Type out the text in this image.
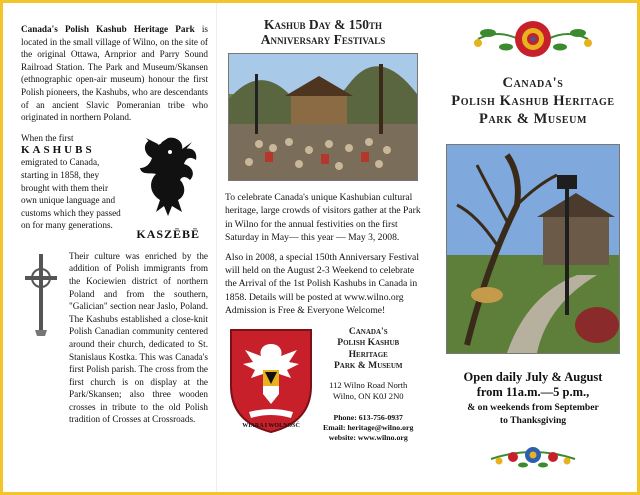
Canada's Polish Kashub Heritage Park is located in the small village of Wilno, on the site of the original Ottawa, Arnprior and Parry Sound Railroad Station. The Park and Museum/Skansen (ethnographic open-air museum) honour the first Polish pioneers, the Kashubs, who are descendants of an ancient Slavic Pomeranian tribe who originated in northern Poland.

When the first

KASHUBS

emigrated to Canada, starting in 1858, they brought with them their own unique language and customs which they passed on for many generations.

KASZËBË

Their culture was enriched by the addition of Polish immigrants from the Kociewien district of northern Poland and from the southern, "Galician" section near Jaslo, Poland. The Kashubs established a close-knit Polish Canadian community centered around their church, dedicated to St. Stanislaus Kostka. This was Canada's first Polish parish. The cross from the first church is on display at the Park/Skansen; also three wooden crosses in tribute to the old Polish tradition of Crosses at Crossroads.

Kashub Day & 150th
Anniversary Festivals

To celebrate Canada's unique Kashubian cultural heritage, large crowds of visitors gather at the Park in Wilno for the annual festivities on the first Saturday in May— this year — May 3, 2008.

Also in 2008, a special 150th Anniversary Festival will held on the August 2-3 Weekend to celebrate the Arrival of the 1st Polish Kashubs in Canada in 1858. Details will be posted at www.wilno.org Admission is Free & Everyone Welcome!

WIARA I WOLNOŚĆ
Canada's
Polish Kashub
Heritage
Park & Museum
112 Wilno Road North
Wilno, ON K0J 2N0
Phone: 613-756-0937
Email: heritage@wilno.org
website: www.wilno.org
Canada's
Polish Kashub Heritage
Park & Museum
Open daily July & August
from 11a.m.—5 p.m.,
& on weekends from September
to Thanksgiving
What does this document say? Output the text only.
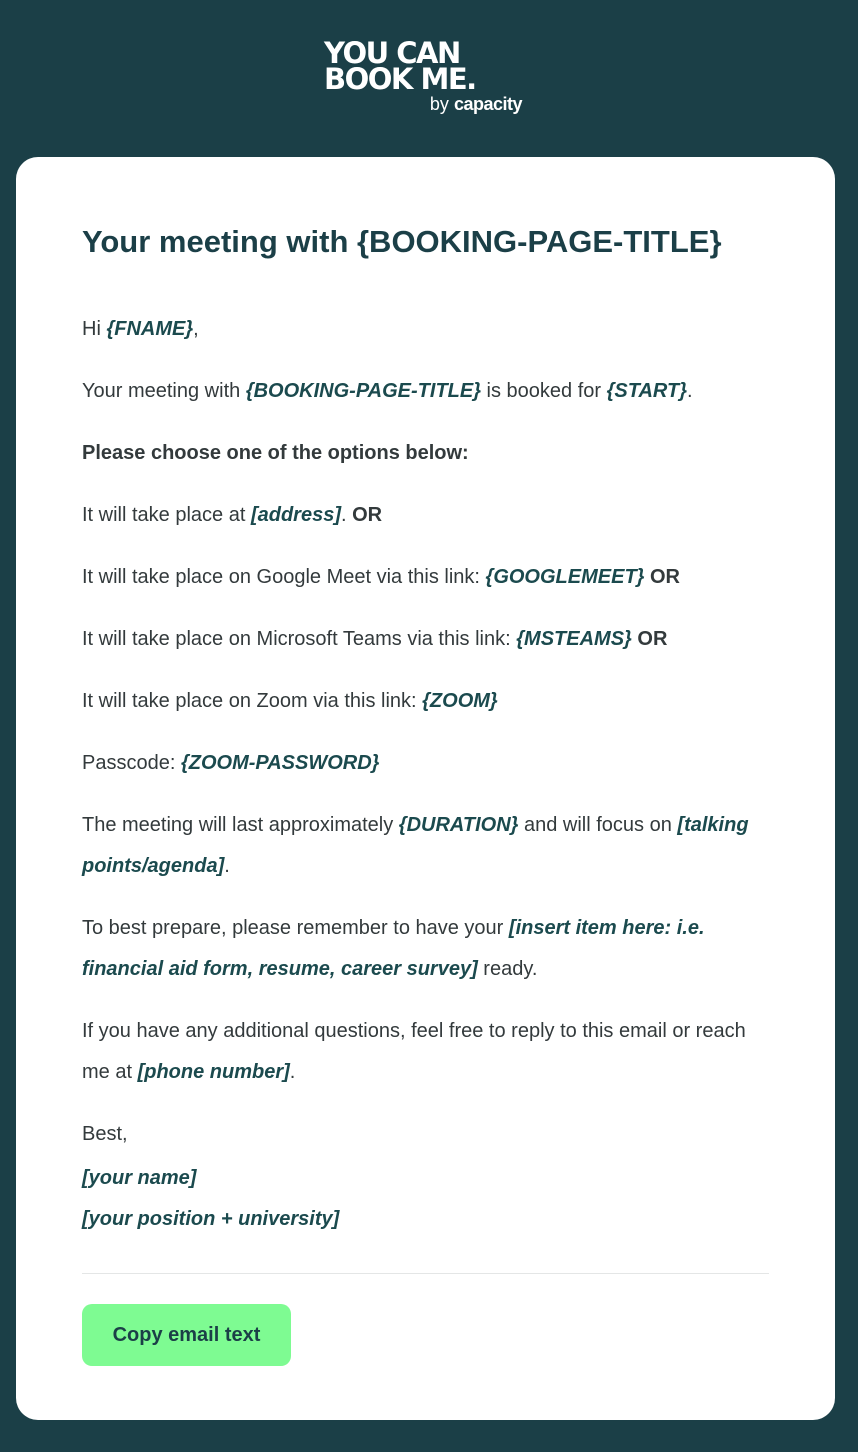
YOU CAN
BOOK ME.
by capacity
Your meeting with {BOOKING-PAGE-TITLE}

Hi {FNAME},

Your meeting with {BOOKING-PAGE-TITLE} is booked for {START}.

Please choose one of the options below:

It will take place at [address]. OR

It will take place on Google Meet via this link: {GOOGLEMEET} OR

It will take place on Microsoft Teams via this link: {MSTEAMS} OR

It will take place on Zoom via this link: {ZOOM}

Passcode: {ZOOM-PASSWORD}

The meeting will last approximately {DURATION} and will focus on [talking points/agenda].

To best prepare, please remember to have your [insert item here: i.e. financial aid form, resume, career survey] ready.

If you have any additional questions, feel free to reply to this email or reach me at [phone number].

Best,

[your name]

[your position + university]

Copy email text
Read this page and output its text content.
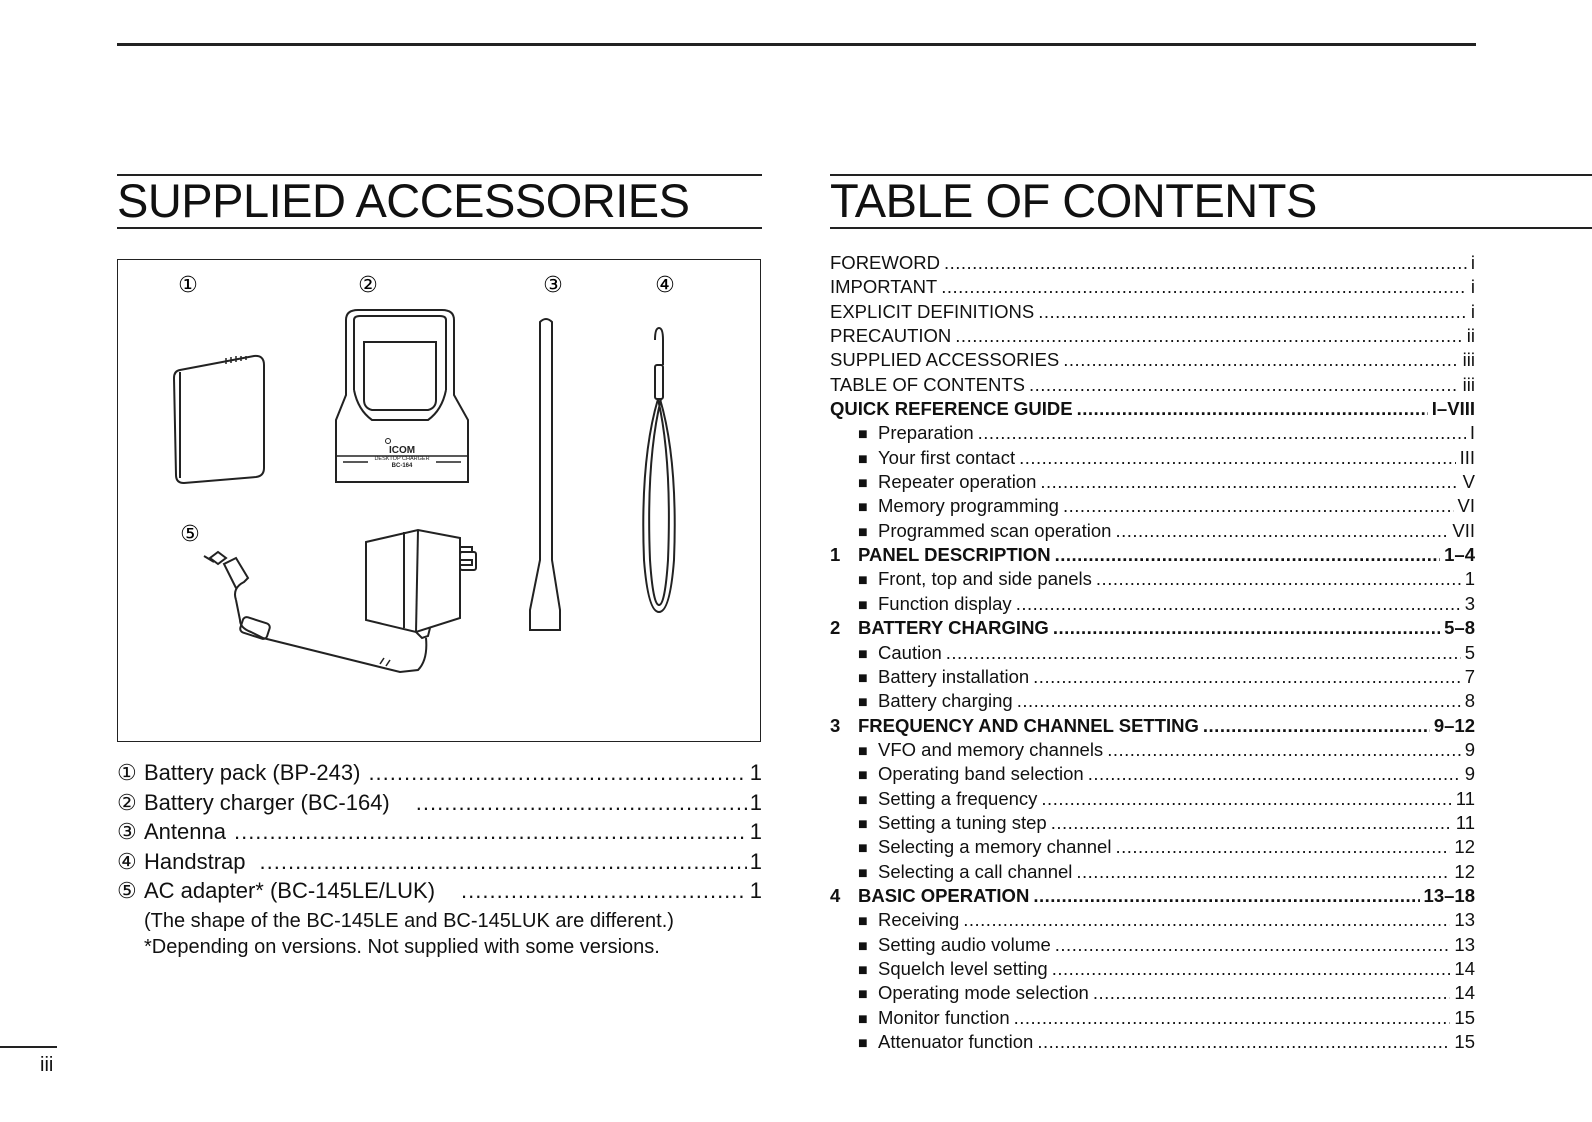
SUPPLIED ACCESSORIES
①	②	③	④
⑤
ICOM
DESKTOP CHARGER
BC-164
① Battery pack (BP-243) .....	1
② Battery charger (BC-164) .....	1
③ Antenna .....	1
④ Handstrap .....	1
⑤ AC adapter* (BC-145LE/LUK) .....	1
(The shape of the BC-145LE and BC-145LUK are different.)
*Depending on versions. Not supplied with some versions.
TABLE OF CONTENTS
FOREWORD .....	i
IMPORTANT .....	i
EXPLICIT DEFINITIONS .....	i
PRECAUTION .....	ii
SUPPLIED ACCESSORIES .....	iii
TABLE OF CONTENTS .....	iii
QUICK REFERENCE GUIDE .....	I–VIII
■ Preparation .....	I
■ Your first contact .....	III
■ Repeater operation .....	V
■ Memory programming .....	VI
■ Programmed scan operation .....	VII
1 PANEL DESCRIPTION .....	1–4
■ Front, top and side panels .....	1
■ Function display .....	3
2 BATTERY CHARGING .....	5–8
■ Caution .....	5
■ Battery installation .....	7
■ Battery charging .....	8
3 FREQUENCY AND CHANNEL SETTING .....	9–12
■ VFO and memory channels .....	9
■ Operating band selection .....	9
■ Setting a frequency .....	11
■ Setting a tuning step .....	11
■ Selecting a memory channel .....	12
■ Selecting a call channel .....	12
4 BASIC OPERATION .....	13–18
■ Receiving .....	13
■ Setting audio volume .....	13
■ Squelch level setting .....	14
■ Operating mode selection .....	14
■ Monitor function .....	15
■ Attenuator function .....	15
iii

-*-

§ YOUR OBJECTIVE:
Every line of the listing that holds "celebrate" is to be counted; give only the resulting number.

§ WORKED SOLUTION:
2